• THE TASK:
Can you transcribe the data exactly? Leave the pictures out.

• RECORDS FOR THE EXERCISE:
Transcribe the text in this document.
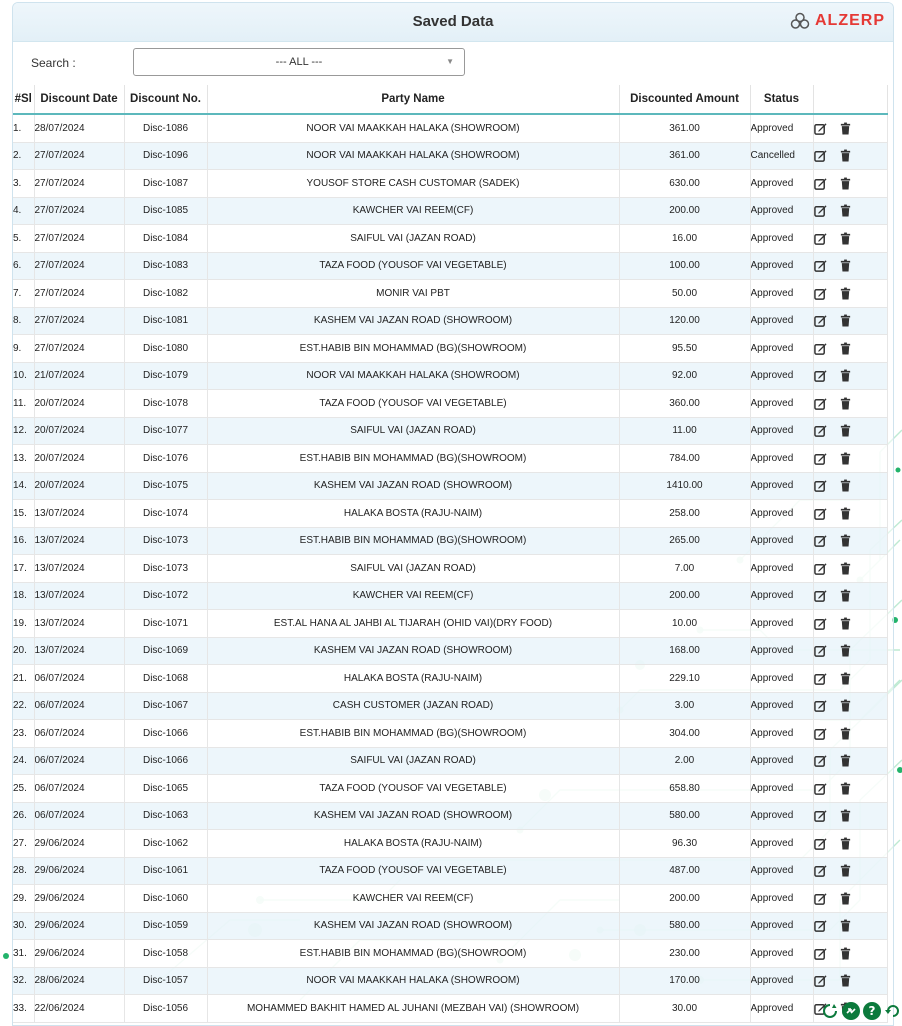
Saved Data	ALZERP
Search :	--- ALL ---	▼
#Sl	Discount Date	Discount No.	Party Name	Discounted Amount	Status	
1.	28/07/2024	Disc-1086	NOOR VAI MAAKKAH HALAKA (SHOWROOM)	361.00	Approved	
2.	27/07/2024	Disc-1096	NOOR VAI MAAKKAH HALAKA (SHOWROOM)	361.00	Cancelled	
3.	27/07/2024	Disc-1087	YOUSOF STORE CASH CUSTOMAR (SADEK)	630.00	Approved	
4.	27/07/2024	Disc-1085	KAWCHER VAI REEM(CF)	200.00	Approved	
5.	27/07/2024	Disc-1084	SAIFUL VAI (JAZAN ROAD)	16.00	Approved	
6.	27/07/2024	Disc-1083	TAZA FOOD (YOUSOF VAI VEGETABLE)	100.00	Approved	
7.	27/07/2024	Disc-1082	MONIR VAI PBT	50.00	Approved	
8.	27/07/2024	Disc-1081	KASHEM VAI JAZAN ROAD (SHOWROOM)	120.00	Approved	
9.	27/07/2024	Disc-1080	EST.HABIB BIN MOHAMMAD (BG)(SHOWROOM)	95.50	Approved	
10.	21/07/2024	Disc-1079	NOOR VAI MAAKKAH HALAKA (SHOWROOM)	92.00	Approved	
11.	20/07/2024	Disc-1078	TAZA FOOD (YOUSOF VAI VEGETABLE)	360.00	Approved	
12.	20/07/2024	Disc-1077	SAIFUL VAI (JAZAN ROAD)	11.00	Approved	
13.	20/07/2024	Disc-1076	EST.HABIB BIN MOHAMMAD (BG)(SHOWROOM)	784.00	Approved	
14.	20/07/2024	Disc-1075	KASHEM VAI JAZAN ROAD (SHOWROOM)	1410.00	Approved	
15.	13/07/2024	Disc-1074	HALAKA BOSTA (RAJU-NAIM)	258.00	Approved	
16.	13/07/2024	Disc-1073	EST.HABIB BIN MOHAMMAD (BG)(SHOWROOM)	265.00	Approved	
17.	13/07/2024	Disc-1073	SAIFUL VAI (JAZAN ROAD)	7.00	Approved	
18.	13/07/2024	Disc-1072	KAWCHER VAI REEM(CF)	200.00	Approved	
19.	13/07/2024	Disc-1071	EST.AL HANA AL JAHBI AL TIJARAH (OHID VAI)(DRY FOOD)	10.00	Approved	
20.	13/07/2024	Disc-1069	KASHEM VAI JAZAN ROAD (SHOWROOM)	168.00	Approved	
21.	06/07/2024	Disc-1068	HALAKA BOSTA (RAJU-NAIM)	229.10	Approved	
22.	06/07/2024	Disc-1067	CASH CUSTOMER (JAZAN ROAD)	3.00	Approved	
23.	06/07/2024	Disc-1066	EST.HABIB BIN MOHAMMAD (BG)(SHOWROOM)	304.00	Approved	
24.	06/07/2024	Disc-1066	SAIFUL VAI (JAZAN ROAD)	2.00	Approved	
25.	06/07/2024	Disc-1065	TAZA FOOD (YOUSOF VAI VEGETABLE)	658.80	Approved	
26.	06/07/2024	Disc-1063	KASHEM VAI JAZAN ROAD (SHOWROOM)	580.00	Approved	
27.	29/06/2024	Disc-1062	HALAKA BOSTA (RAJU-NAIM)	96.30	Approved	
28.	29/06/2024	Disc-1061	TAZA FOOD (YOUSOF VAI VEGETABLE)	487.00	Approved	
29.	29/06/2024	Disc-1060	KAWCHER VAI REEM(CF)	200.00	Approved	
30.	29/06/2024	Disc-1059	KASHEM VAI JAZAN ROAD (SHOWROOM)	580.00	Approved	
31.	29/06/2024	Disc-1058	EST.HABIB BIN MOHAMMAD (BG)(SHOWROOM)	230.00	Approved	
32.	28/06/2024	Disc-1057	NOOR VAI MAAKKAH HALAKA (SHOWROOM)	170.00	Approved	
33.	22/06/2024	Disc-1056	MOHAMMED BAKHIT HAMED AL JUHANI (MEZBAH VAI) (SHOWROOM)	30.00	Approved		?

• EXERCISE OUTPUT:
Transcribe the text in this document.
Saved Data	ALZERP
Search :	--- ALL ---	▼
#Sl	Discount Date	Discount No.	Party Name	Discounted Amount	Status	
1.	28/07/2024	Disc-1086	NOOR VAI MAAKKAH HALAKA (SHOWROOM)	361.00	Approved	
2.	27/07/2024	Disc-1096	NOOR VAI MAAKKAH HALAKA (SHOWROOM)	361.00	Cancelled	
3.	27/07/2024	Disc-1087	YOUSOF STORE CASH CUSTOMAR (SADEK)	630.00	Approved	
4.	27/07/2024	Disc-1085	KAWCHER VAI REEM(CF)	200.00	Approved	
5.	27/07/2024	Disc-1084	SAIFUL VAI (JAZAN ROAD)	16.00	Approved	
6.	27/07/2024	Disc-1083	TAZA FOOD (YOUSOF VAI VEGETABLE)	100.00	Approved	
7.	27/07/2024	Disc-1082	MONIR VAI PBT	50.00	Approved	
8.	27/07/2024	Disc-1081	KASHEM VAI JAZAN ROAD (SHOWROOM)	120.00	Approved	
9.	27/07/2024	Disc-1080	EST.HABIB BIN MOHAMMAD (BG)(SHOWROOM)	95.50	Approved	
10.	21/07/2024	Disc-1079	NOOR VAI MAAKKAH HALAKA (SHOWROOM)	92.00	Approved	
11.	20/07/2024	Disc-1078	TAZA FOOD (YOUSOF VAI VEGETABLE)	360.00	Approved	
12.	20/07/2024	Disc-1077	SAIFUL VAI (JAZAN ROAD)	11.00	Approved	
13.	20/07/2024	Disc-1076	EST.HABIB BIN MOHAMMAD (BG)(SHOWROOM)	784.00	Approved	
14.	20/07/2024	Disc-1075	KASHEM VAI JAZAN ROAD (SHOWROOM)	1410.00	Approved	
15.	13/07/2024	Disc-1074	HALAKA BOSTA (RAJU-NAIM)	258.00	Approved	
16.	13/07/2024	Disc-1073	EST.HABIB BIN MOHAMMAD (BG)(SHOWROOM)	265.00	Approved	
17.	13/07/2024	Disc-1073	SAIFUL VAI (JAZAN ROAD)	7.00	Approved	
18.	13/07/2024	Disc-1072	KAWCHER VAI REEM(CF)	200.00	Approved	
19.	13/07/2024	Disc-1071	EST.AL HANA AL JAHBI AL TIJARAH (OHID VAI)(DRY FOOD)	10.00	Approved	
20.	13/07/2024	Disc-1069	KASHEM VAI JAZAN ROAD (SHOWROOM)	168.00	Approved	
21.	06/07/2024	Disc-1068	HALAKA BOSTA (RAJU-NAIM)	229.10	Approved	
22.	06/07/2024	Disc-1067	CASH CUSTOMER (JAZAN ROAD)	3.00	Approved	
23.	06/07/2024	Disc-1066	EST.HABIB BIN MOHAMMAD (BG)(SHOWROOM)	304.00	Approved	
24.	06/07/2024	Disc-1066	SAIFUL VAI (JAZAN ROAD)	2.00	Approved	
25.	06/07/2024	Disc-1065	TAZA FOOD (YOUSOF VAI VEGETABLE)	658.80	Approved	
26.	06/07/2024	Disc-1063	KASHEM VAI JAZAN ROAD (SHOWROOM)	580.00	Approved	
27.	29/06/2024	Disc-1062	HALAKA BOSTA (RAJU-NAIM)	96.30	Approved	
28.	29/06/2024	Disc-1061	TAZA FOOD (YOUSOF VAI VEGETABLE)	487.00	Approved	
29.	29/06/2024	Disc-1060	KAWCHER VAI REEM(CF)	200.00	Approved	
30.	29/06/2024	Disc-1059	KASHEM VAI JAZAN ROAD (SHOWROOM)	580.00	Approved	
31.	29/06/2024	Disc-1058	EST.HABIB BIN MOHAMMAD (BG)(SHOWROOM)	230.00	Approved	
32.	28/06/2024	Disc-1057	NOOR VAI MAAKKAH HALAKA (SHOWROOM)	170.00	Approved	
33.	22/06/2024	Disc-1056	MOHAMMED BAKHIT HAMED AL JUHANI (MEZBAH VAI) (SHOWROOM)	30.00	Approved		?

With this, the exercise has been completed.